◆ **Listed records**
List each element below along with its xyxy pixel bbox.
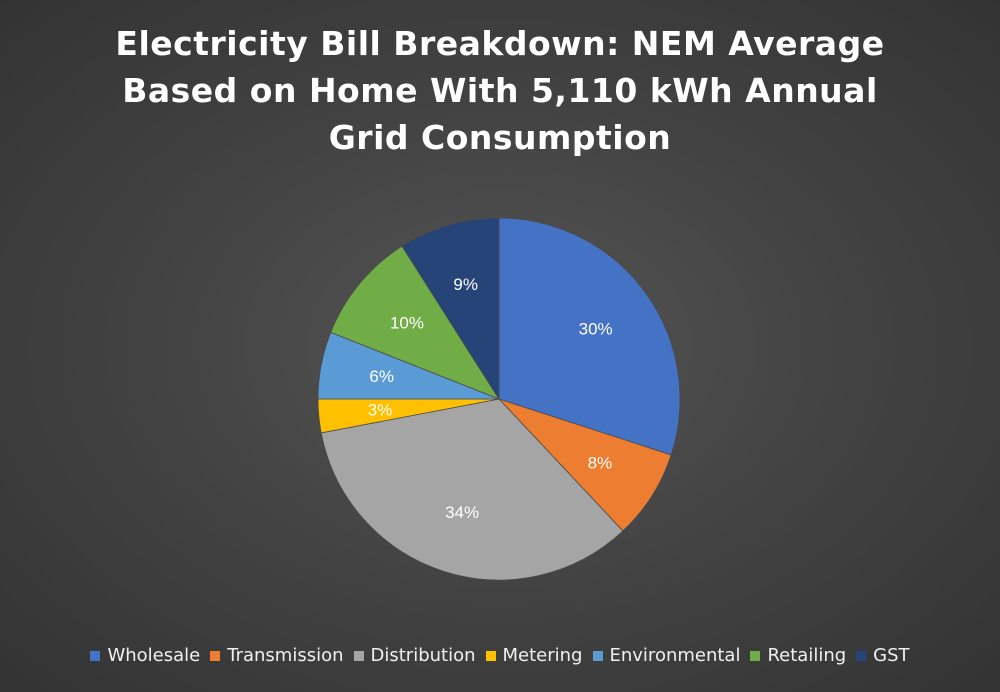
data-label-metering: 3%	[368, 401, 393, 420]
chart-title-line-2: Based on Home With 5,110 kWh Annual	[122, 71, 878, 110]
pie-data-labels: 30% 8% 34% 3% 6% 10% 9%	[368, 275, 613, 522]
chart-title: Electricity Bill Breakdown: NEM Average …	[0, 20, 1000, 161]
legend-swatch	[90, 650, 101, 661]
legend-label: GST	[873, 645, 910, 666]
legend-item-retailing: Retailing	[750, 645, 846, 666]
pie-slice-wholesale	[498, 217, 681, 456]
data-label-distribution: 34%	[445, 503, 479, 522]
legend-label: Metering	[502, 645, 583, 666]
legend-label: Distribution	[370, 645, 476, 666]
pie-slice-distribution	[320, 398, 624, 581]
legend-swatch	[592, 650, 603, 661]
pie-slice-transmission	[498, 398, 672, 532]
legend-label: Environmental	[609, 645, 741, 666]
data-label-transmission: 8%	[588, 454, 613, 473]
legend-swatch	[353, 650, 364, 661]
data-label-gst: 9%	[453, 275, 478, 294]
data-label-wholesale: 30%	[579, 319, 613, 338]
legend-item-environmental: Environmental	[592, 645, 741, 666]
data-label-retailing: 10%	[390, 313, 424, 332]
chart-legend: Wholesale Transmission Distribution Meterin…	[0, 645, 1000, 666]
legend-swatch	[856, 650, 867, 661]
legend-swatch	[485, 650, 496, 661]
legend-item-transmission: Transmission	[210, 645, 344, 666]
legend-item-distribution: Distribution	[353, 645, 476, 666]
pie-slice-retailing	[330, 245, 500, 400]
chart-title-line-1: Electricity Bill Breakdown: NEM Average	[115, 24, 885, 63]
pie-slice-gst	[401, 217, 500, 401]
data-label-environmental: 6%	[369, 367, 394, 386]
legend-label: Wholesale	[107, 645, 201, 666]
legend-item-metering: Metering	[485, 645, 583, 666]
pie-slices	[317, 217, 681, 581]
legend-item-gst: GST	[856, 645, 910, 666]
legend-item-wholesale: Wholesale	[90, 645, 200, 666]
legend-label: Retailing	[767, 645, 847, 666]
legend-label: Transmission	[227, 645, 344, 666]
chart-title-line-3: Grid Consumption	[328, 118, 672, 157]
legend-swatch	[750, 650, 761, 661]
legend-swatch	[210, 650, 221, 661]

◆ **Aim of the task**
Edit the records starting at the line that contains "401, 393, 420]" and ending at the line that contains "650, 603, 661]". Replace "Annual" with "Yearly", leave everything else unchanged, and return only those lines.

◆ **Result for this exercise**
data-label-metering: 3%	[368, 401, 393, 420]
chart-title-line-2: Based on Home With 5,110 kWh Yearly	[122, 71, 878, 110]
pie-data-labels: 30% 8% 34% 3% 6% 10% 9%	[368, 275, 613, 522]
chart-title: Electricity Bill Breakdown: NEM Average …	[0, 20, 1000, 161]
legend-swatch	[90, 650, 101, 661]
legend-label: GST	[873, 645, 910, 666]
legend-item-retailing: Retailing	[750, 645, 846, 666]
pie-slice-wholesale	[498, 217, 681, 456]
data-label-distribution: 34%	[445, 503, 479, 522]
legend-label: Metering	[502, 645, 583, 666]
legend-label: Distribution	[370, 645, 476, 666]
pie-slice-distribution	[320, 398, 624, 581]
legend-swatch	[592, 650, 603, 661]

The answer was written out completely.